Data supplied:
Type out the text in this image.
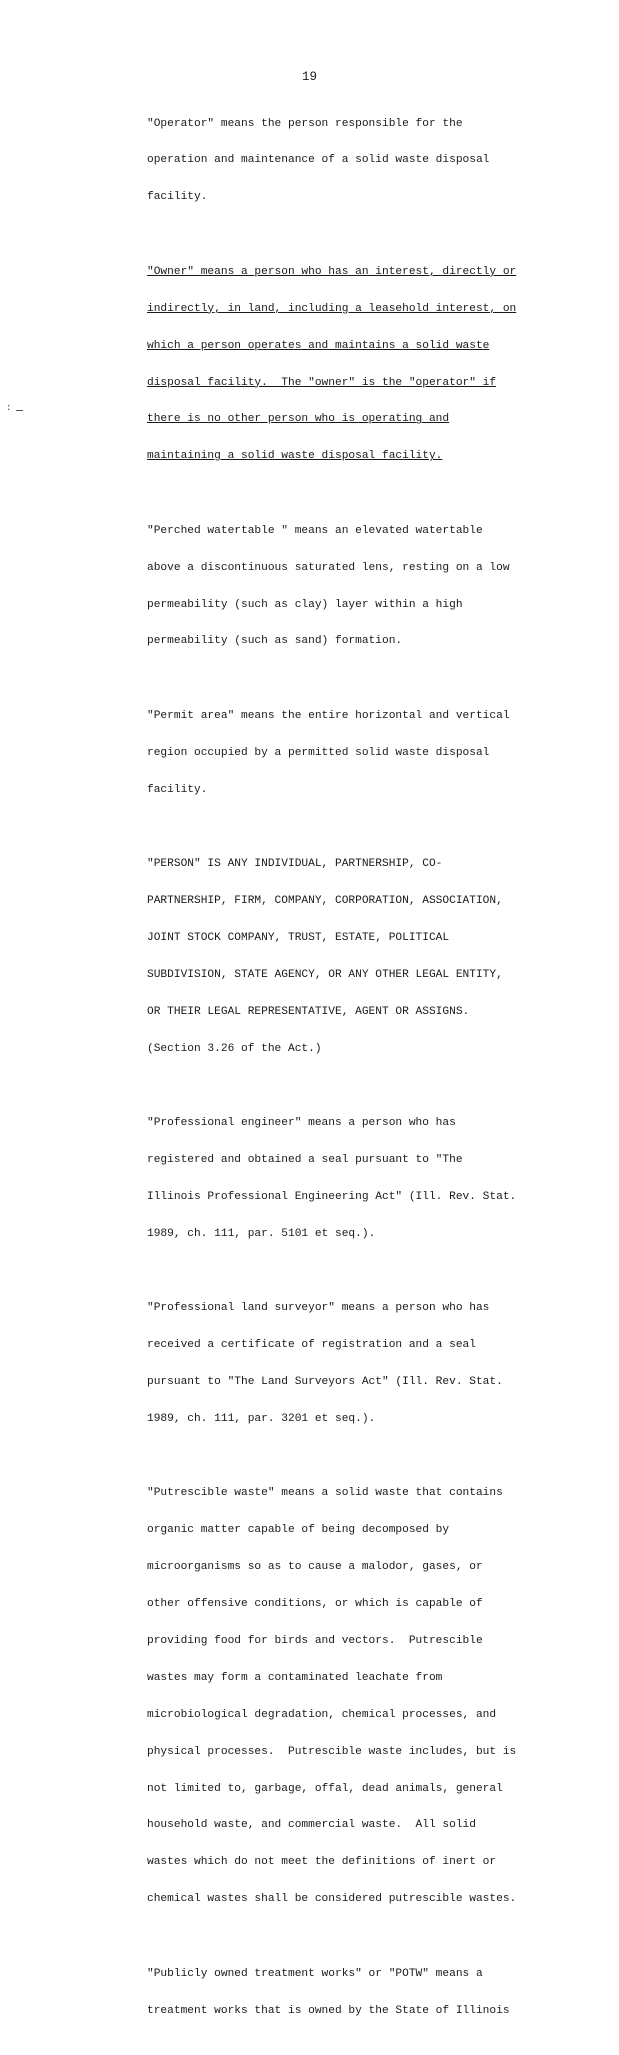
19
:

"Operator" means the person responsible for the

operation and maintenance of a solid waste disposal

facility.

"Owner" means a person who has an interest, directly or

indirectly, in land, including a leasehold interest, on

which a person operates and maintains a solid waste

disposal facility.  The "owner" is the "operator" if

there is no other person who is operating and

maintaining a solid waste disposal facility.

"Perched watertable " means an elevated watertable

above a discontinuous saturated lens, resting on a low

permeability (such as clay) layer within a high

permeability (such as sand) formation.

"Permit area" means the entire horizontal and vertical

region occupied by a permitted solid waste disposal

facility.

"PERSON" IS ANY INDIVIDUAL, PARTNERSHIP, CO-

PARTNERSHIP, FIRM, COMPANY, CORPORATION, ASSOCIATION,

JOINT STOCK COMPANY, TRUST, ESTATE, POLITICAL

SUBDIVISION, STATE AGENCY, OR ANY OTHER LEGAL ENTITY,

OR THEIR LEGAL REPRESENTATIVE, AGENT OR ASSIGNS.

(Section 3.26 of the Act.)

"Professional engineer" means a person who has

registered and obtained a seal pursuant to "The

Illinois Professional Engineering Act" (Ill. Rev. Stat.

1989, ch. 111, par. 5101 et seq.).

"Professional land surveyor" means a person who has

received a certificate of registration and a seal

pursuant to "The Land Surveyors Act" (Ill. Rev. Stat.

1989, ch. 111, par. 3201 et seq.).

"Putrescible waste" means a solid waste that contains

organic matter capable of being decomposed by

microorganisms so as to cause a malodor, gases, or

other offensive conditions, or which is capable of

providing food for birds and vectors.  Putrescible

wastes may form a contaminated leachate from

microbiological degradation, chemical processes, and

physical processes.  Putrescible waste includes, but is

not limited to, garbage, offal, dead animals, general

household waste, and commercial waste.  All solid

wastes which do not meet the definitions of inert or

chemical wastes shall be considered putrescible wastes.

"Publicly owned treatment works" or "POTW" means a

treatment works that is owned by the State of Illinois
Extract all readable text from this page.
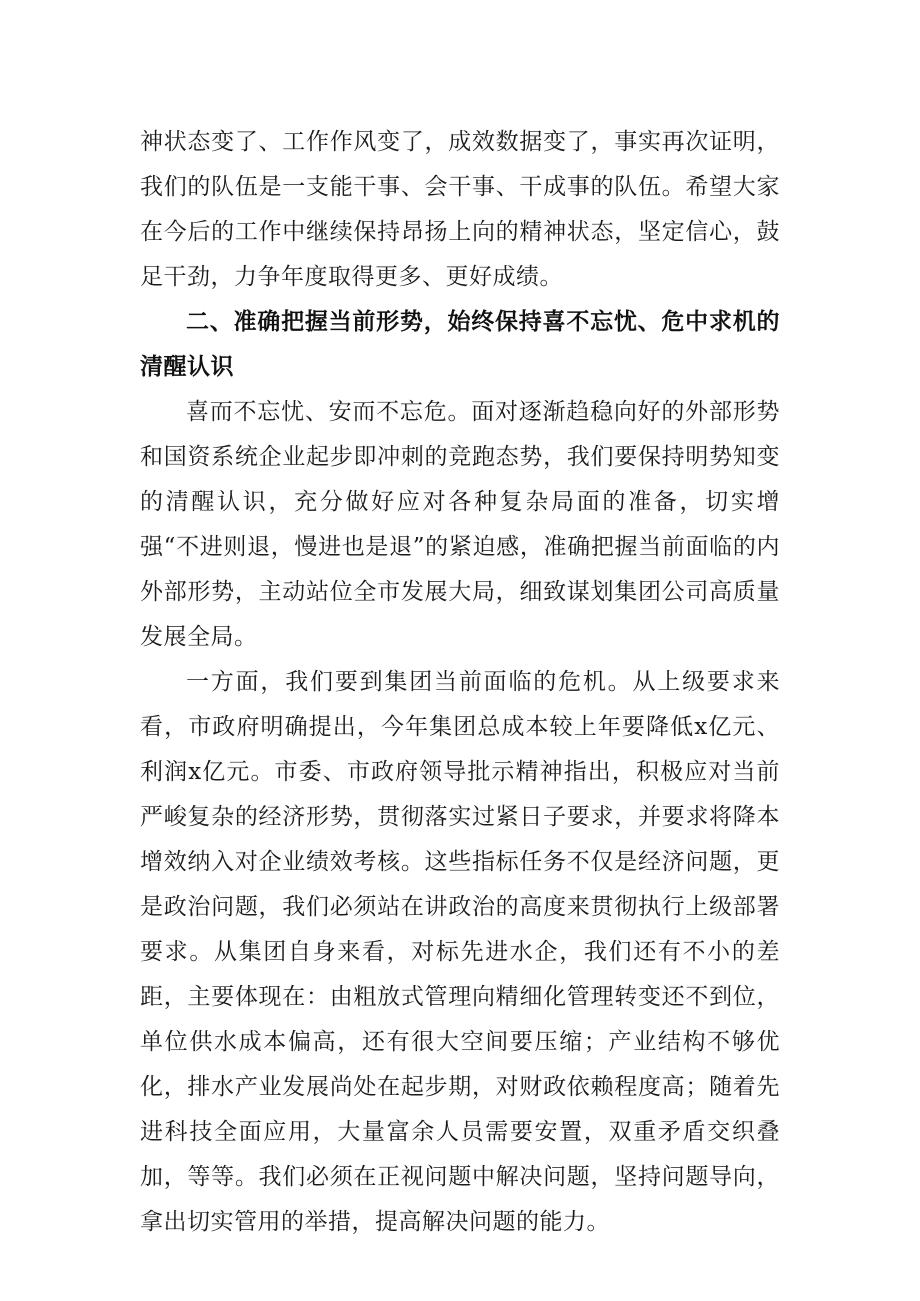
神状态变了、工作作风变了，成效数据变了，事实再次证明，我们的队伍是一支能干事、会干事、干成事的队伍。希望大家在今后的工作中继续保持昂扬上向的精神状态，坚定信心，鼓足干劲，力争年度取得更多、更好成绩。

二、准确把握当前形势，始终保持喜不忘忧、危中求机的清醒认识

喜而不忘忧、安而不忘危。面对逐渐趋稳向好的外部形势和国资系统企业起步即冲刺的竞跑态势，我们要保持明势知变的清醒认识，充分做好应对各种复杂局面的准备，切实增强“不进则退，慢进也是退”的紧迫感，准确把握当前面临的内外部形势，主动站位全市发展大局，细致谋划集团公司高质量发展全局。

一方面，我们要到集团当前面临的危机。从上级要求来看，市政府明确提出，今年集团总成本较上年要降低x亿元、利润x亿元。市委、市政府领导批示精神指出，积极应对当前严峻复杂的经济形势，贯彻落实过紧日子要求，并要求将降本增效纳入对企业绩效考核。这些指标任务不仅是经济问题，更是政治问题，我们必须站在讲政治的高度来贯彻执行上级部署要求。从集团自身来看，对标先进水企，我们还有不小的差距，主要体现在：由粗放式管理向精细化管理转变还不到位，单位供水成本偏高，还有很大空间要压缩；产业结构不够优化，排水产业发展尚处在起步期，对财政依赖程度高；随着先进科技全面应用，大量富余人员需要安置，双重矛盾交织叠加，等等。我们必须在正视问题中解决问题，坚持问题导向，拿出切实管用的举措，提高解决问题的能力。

* * *

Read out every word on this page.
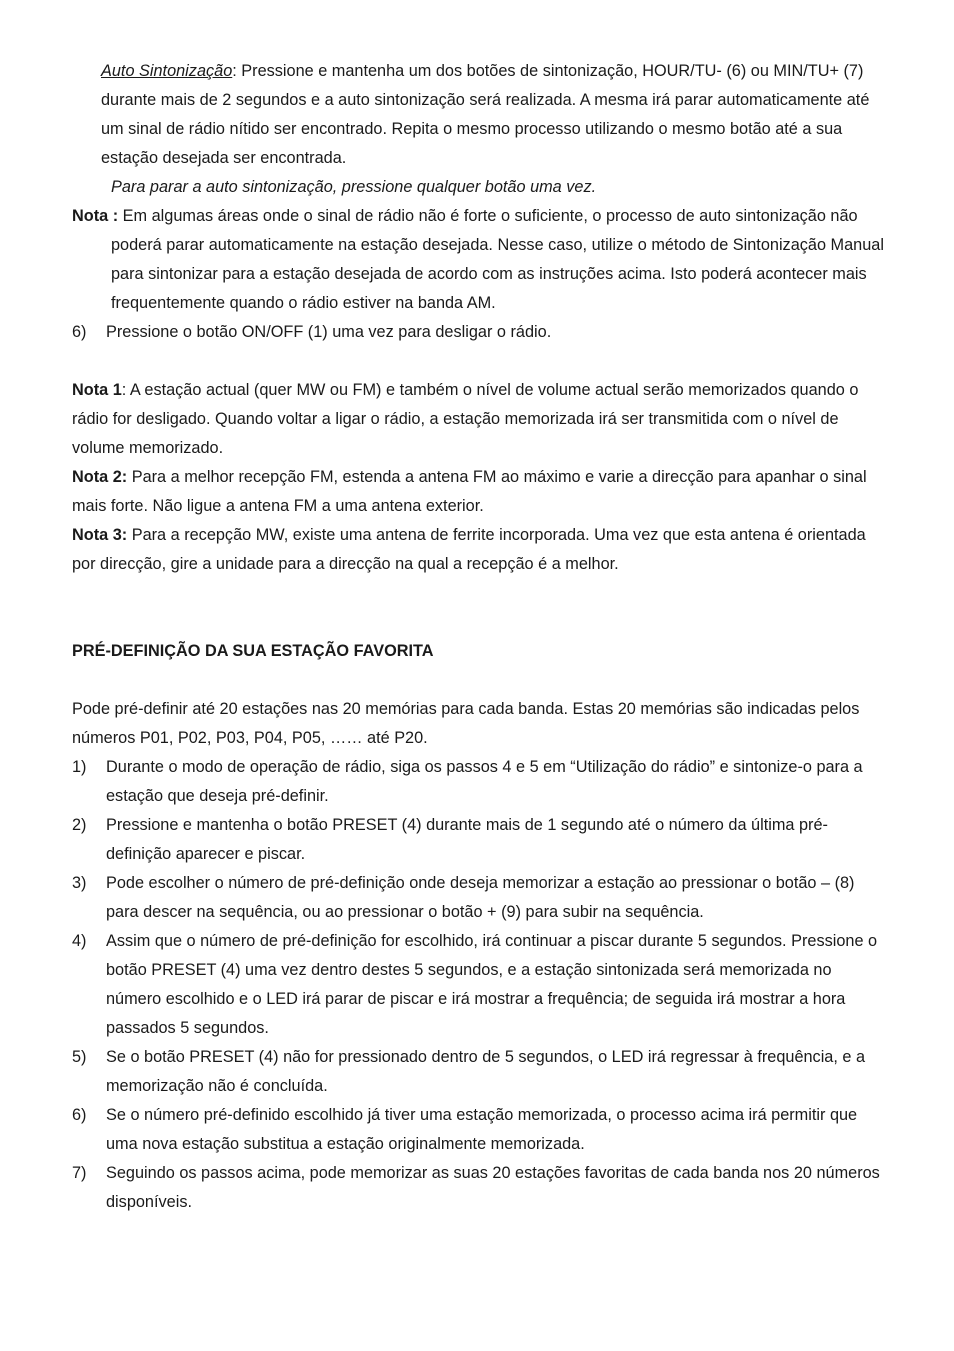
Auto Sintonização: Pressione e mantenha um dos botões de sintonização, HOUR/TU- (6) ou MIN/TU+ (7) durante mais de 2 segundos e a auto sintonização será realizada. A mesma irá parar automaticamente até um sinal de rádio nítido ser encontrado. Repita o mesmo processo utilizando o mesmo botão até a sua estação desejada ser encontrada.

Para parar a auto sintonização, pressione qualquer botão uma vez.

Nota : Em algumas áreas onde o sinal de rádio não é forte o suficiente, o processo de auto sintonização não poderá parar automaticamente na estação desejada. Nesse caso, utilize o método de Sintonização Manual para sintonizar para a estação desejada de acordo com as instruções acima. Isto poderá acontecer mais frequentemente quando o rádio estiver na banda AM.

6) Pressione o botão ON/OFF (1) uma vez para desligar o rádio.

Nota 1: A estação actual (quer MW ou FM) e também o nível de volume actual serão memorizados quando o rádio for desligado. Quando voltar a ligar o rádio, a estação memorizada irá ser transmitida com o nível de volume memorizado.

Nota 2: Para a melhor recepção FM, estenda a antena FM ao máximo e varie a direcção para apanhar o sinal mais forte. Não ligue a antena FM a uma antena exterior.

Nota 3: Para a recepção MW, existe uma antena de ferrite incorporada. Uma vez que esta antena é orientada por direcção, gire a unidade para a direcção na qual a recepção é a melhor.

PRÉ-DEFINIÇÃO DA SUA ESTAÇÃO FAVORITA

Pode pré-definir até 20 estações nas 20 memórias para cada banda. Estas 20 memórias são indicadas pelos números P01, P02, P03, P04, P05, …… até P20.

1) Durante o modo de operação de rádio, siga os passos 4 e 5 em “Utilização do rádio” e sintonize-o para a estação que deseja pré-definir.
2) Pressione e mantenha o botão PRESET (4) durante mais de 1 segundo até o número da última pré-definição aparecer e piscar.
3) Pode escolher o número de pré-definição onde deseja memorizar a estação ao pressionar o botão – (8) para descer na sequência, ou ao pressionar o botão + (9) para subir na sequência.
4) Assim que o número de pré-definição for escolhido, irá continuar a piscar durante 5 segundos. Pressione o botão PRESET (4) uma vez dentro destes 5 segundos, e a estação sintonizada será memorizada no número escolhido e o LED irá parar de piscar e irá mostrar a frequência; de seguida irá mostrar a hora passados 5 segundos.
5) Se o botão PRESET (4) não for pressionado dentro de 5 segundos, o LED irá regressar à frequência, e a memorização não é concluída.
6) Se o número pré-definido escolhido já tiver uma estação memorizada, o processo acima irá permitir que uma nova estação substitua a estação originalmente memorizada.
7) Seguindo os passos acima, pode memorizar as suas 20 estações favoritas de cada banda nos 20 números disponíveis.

* * *

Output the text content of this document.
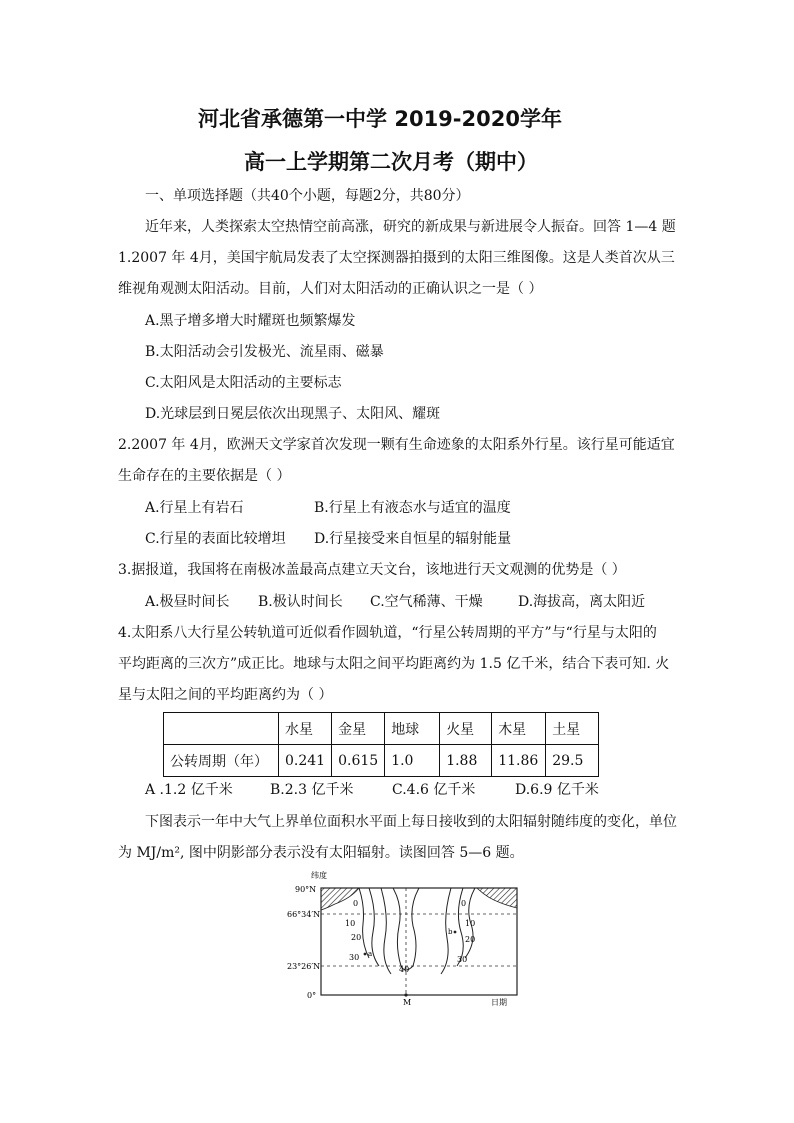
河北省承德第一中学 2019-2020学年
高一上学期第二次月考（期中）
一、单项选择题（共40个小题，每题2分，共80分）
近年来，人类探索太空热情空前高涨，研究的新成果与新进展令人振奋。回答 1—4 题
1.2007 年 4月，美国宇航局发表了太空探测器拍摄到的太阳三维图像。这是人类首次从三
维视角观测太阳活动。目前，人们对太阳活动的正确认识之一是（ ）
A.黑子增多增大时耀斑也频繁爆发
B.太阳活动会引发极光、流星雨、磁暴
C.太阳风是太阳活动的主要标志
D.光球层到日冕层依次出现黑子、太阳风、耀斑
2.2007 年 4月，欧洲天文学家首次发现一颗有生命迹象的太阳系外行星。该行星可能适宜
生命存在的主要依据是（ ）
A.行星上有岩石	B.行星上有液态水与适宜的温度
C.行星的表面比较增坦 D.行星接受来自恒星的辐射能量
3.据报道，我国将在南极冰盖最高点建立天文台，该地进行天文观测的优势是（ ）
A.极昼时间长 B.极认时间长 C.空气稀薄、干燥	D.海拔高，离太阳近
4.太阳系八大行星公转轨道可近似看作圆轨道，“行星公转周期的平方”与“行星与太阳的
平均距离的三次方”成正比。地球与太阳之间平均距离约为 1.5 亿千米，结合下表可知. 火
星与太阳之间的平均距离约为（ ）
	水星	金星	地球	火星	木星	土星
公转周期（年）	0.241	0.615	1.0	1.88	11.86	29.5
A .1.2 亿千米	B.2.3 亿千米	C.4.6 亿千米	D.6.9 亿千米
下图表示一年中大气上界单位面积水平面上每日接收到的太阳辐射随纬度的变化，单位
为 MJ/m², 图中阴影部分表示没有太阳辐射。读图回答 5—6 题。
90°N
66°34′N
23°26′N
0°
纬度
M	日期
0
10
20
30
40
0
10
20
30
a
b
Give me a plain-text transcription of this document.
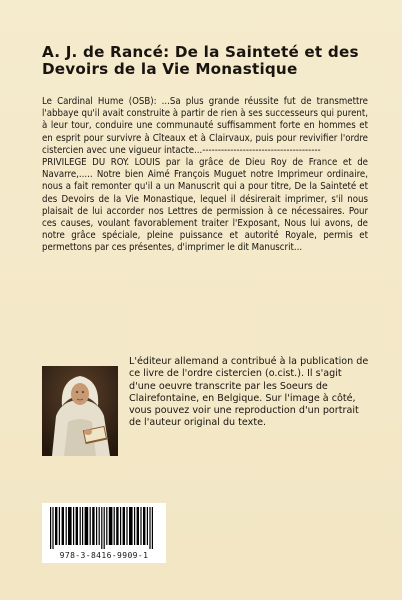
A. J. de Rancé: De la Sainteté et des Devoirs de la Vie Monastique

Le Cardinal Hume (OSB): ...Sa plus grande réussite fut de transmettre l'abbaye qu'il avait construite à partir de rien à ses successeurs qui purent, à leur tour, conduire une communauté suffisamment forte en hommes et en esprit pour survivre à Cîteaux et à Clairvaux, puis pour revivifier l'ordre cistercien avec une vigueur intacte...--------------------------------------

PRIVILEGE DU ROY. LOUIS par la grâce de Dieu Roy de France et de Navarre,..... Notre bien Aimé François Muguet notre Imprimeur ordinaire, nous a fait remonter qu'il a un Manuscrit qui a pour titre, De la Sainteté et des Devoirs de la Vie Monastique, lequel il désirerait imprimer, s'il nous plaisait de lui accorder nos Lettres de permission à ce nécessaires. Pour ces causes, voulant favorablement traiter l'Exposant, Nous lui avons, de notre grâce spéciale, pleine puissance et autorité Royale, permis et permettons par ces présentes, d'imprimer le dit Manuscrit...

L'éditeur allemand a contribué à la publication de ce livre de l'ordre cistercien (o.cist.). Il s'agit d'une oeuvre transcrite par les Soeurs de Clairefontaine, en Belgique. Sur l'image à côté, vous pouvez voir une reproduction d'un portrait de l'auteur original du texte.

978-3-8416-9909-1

Task description: Count the lines of the material that include the word "PRESET", then state only the total.

Written response: 3